Recorded data:
==================================================
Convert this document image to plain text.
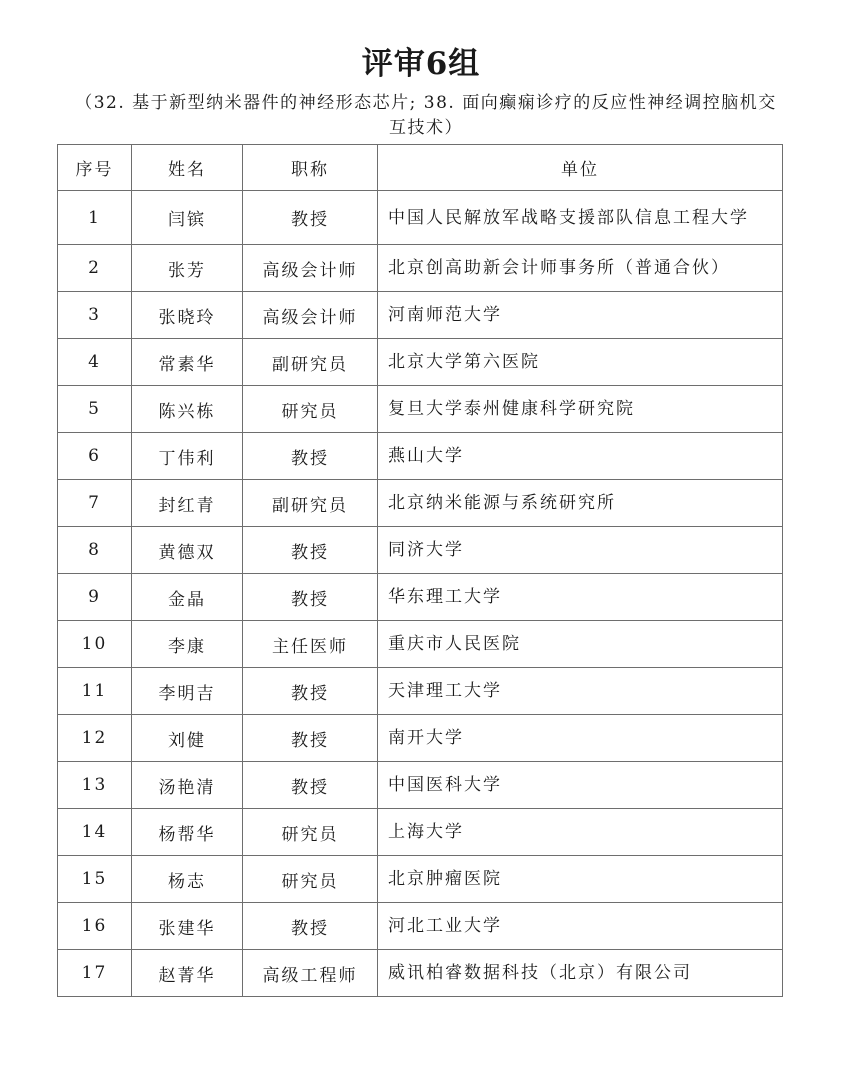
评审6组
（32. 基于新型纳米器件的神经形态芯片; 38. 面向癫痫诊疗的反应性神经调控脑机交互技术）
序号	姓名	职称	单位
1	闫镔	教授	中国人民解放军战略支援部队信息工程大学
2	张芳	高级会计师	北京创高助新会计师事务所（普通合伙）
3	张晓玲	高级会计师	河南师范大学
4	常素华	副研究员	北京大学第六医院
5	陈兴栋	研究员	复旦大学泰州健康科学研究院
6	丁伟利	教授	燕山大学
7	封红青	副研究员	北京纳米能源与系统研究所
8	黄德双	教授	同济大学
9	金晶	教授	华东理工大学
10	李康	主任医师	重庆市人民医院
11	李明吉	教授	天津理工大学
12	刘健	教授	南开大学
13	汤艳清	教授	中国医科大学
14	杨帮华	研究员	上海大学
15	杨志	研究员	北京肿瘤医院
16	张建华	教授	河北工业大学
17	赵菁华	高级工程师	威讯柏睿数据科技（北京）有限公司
==================================================
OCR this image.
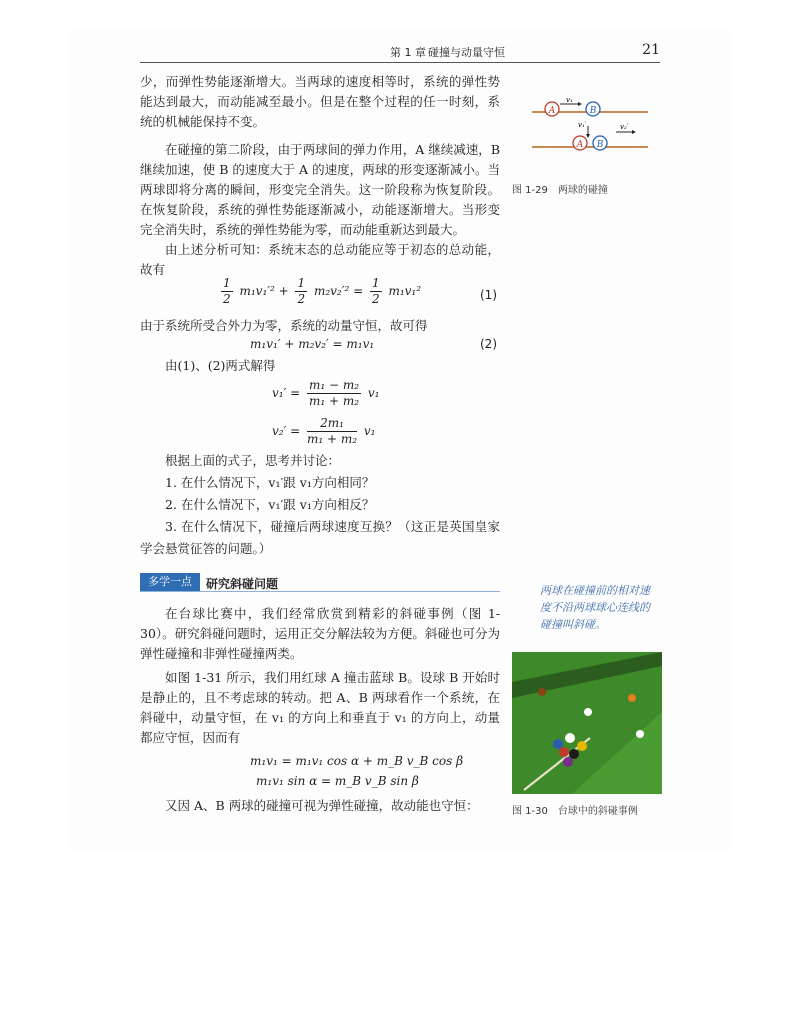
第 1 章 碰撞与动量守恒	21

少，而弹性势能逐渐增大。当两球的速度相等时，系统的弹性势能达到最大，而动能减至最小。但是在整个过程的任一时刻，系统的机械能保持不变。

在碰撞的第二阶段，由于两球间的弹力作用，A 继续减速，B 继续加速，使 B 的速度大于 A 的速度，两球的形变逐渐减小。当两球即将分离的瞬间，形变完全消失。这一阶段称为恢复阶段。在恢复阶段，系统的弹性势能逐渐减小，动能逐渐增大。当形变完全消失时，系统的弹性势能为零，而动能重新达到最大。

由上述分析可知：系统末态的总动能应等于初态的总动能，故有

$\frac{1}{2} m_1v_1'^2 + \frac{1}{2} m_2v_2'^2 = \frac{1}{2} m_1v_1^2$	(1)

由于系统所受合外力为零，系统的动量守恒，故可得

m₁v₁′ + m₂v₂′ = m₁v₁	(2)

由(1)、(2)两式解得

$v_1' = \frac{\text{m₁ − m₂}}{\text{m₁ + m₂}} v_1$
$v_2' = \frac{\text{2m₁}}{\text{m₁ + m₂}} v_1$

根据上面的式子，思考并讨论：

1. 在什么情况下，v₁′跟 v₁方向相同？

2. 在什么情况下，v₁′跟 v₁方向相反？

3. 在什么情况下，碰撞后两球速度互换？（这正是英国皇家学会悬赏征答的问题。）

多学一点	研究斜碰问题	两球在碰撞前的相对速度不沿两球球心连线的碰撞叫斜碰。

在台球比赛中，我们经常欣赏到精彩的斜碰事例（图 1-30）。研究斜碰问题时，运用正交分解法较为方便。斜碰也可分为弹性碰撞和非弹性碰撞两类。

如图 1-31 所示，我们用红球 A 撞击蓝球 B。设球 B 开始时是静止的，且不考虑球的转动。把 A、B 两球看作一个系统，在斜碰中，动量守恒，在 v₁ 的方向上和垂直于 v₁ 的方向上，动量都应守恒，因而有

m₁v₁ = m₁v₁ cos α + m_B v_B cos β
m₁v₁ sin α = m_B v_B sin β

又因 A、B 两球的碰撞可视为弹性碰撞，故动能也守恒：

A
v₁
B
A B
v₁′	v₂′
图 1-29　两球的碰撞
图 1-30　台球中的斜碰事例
==================================================
**Exercise description:** Find how many lines in the listing contain the word "副研究员" and give that count alone.

**Expected answer:** 2